What you have to do:
Your task is to retype each line of the data below exactly.

Dataset records:
============================================================

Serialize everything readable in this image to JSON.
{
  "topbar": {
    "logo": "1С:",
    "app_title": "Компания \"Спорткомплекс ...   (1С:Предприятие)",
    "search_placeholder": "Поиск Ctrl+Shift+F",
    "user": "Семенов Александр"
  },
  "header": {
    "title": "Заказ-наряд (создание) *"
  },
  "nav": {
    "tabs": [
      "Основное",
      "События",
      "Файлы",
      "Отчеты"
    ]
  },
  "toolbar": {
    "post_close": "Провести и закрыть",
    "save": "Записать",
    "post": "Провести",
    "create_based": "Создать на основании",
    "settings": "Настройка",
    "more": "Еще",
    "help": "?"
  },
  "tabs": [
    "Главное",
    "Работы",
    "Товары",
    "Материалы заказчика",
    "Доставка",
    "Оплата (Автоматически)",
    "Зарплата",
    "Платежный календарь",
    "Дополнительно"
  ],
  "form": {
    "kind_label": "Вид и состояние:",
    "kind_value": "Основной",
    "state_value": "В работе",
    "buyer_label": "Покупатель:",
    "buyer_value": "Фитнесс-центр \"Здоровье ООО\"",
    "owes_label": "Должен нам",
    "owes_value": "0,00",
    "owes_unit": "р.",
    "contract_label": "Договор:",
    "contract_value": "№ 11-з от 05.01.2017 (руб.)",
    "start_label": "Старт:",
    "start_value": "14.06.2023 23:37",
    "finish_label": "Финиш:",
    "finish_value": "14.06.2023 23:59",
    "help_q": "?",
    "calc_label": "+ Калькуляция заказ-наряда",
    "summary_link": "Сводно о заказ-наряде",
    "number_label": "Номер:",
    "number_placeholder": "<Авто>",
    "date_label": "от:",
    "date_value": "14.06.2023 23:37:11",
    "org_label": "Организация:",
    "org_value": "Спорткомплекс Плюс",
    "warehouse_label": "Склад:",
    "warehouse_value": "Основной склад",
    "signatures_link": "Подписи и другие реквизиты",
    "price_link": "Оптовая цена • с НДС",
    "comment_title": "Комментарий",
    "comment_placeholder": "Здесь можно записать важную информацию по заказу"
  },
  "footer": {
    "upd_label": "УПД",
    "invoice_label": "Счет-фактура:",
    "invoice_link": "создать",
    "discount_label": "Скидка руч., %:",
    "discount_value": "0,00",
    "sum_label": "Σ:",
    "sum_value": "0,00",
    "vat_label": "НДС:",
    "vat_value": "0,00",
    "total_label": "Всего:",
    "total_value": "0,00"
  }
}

============================================================

Problem solution:
Serialize everything readable in this image to JSON.
{
  "topbar": {
    "logo": "1С:",
    "app_title": "Компания \"Спорткомплекс ...   (1С:Предприятие)",
    "search_placeholder": "Поиск Ctrl+Shift+F",
    "user": "Семенов Александр"
  },
  "header": {
    "title": "Заказ-наряд (создание) *"
  },
  "nav": {
    "tabs": [
      "Основное",
      "События",
      "Файлы",
      "Отчеты"
    ]
  },
  "toolbar": {
    "post_close": "Провести и закрыть",
    "save": "Записать",
    "post": "Провести",
    "create_based": "Создать на основании",
    "settings": "Настройка",
    "more": "Еще",
    "help": "?"
  },
  "tabs": [
    "Главное",
    "Работы",
    "Товары",
    "Материалы заказчика",
    "Доставка",
    "Оплата (Автоматически)",
    "Зарплата",
    "Платежный календарь",
    "Дополнительно"
  ],
  "form": {
    "kind_label": "Вид и состояние:",
    "kind_value": "Основной",
    "state_value": "В работе",
    "buyer_label": "Покупатель:",
    "buyer_value": "Фитнесс-центр \"Здоровье ООО\"",
    "owes_label": "Должен нам",
    "owes_value": "0,00",
    "owes_unit": "р.",
    "contract_label": "Договор:",
    "contract_value": "№ 11-з от 05.01.2017 (руб.)",
    "start_label": "Старт:",
    "start_value": "14.06.2023 23:37",
    "finish_label": "Финиш:",
    "finish_value": "14.06.2023 23:59",
    "help_q": "?",
    "calc_label": "+ Калькуляция заказ-наряда",
    "summary_link": "Сводно о заказ-наряде",
    "number_label": "Номер:",
    "number_placeholder": "<Авто>",
    "date_label": "от:",
    "date_value": "14.06.2023 23:37:11",
    "org_label": "Организация:",
    "org_value": "Спорткомплекс Плюс",
    "warehouse_label": "Склад:",
    "warehouse_value": "Основной склад",
    "signatures_link": "Подписи и другие реквизиты",
    "price_link": "Оптовая цена • с НДС",
    "comment_title": "Комментарий",
    "comment_placeholder": "Здесь можно записать важную информацию по заказу"
  },
  "footer": {
    "upd_label": "УПД",
    "invoice_label": "Счет-фактура:",
    "invoice_link": "создать",
    "discount_label": "Скидка руч., %:",
    "discount_value": "0,00",
    "sum_label": "Σ:",
    "sum_value": "0,00",
    "vat_label": "НДС:",
    "vat_value": "0,00",
    "total_label": "Всего:",
    "total_value": "0,00"
  }
}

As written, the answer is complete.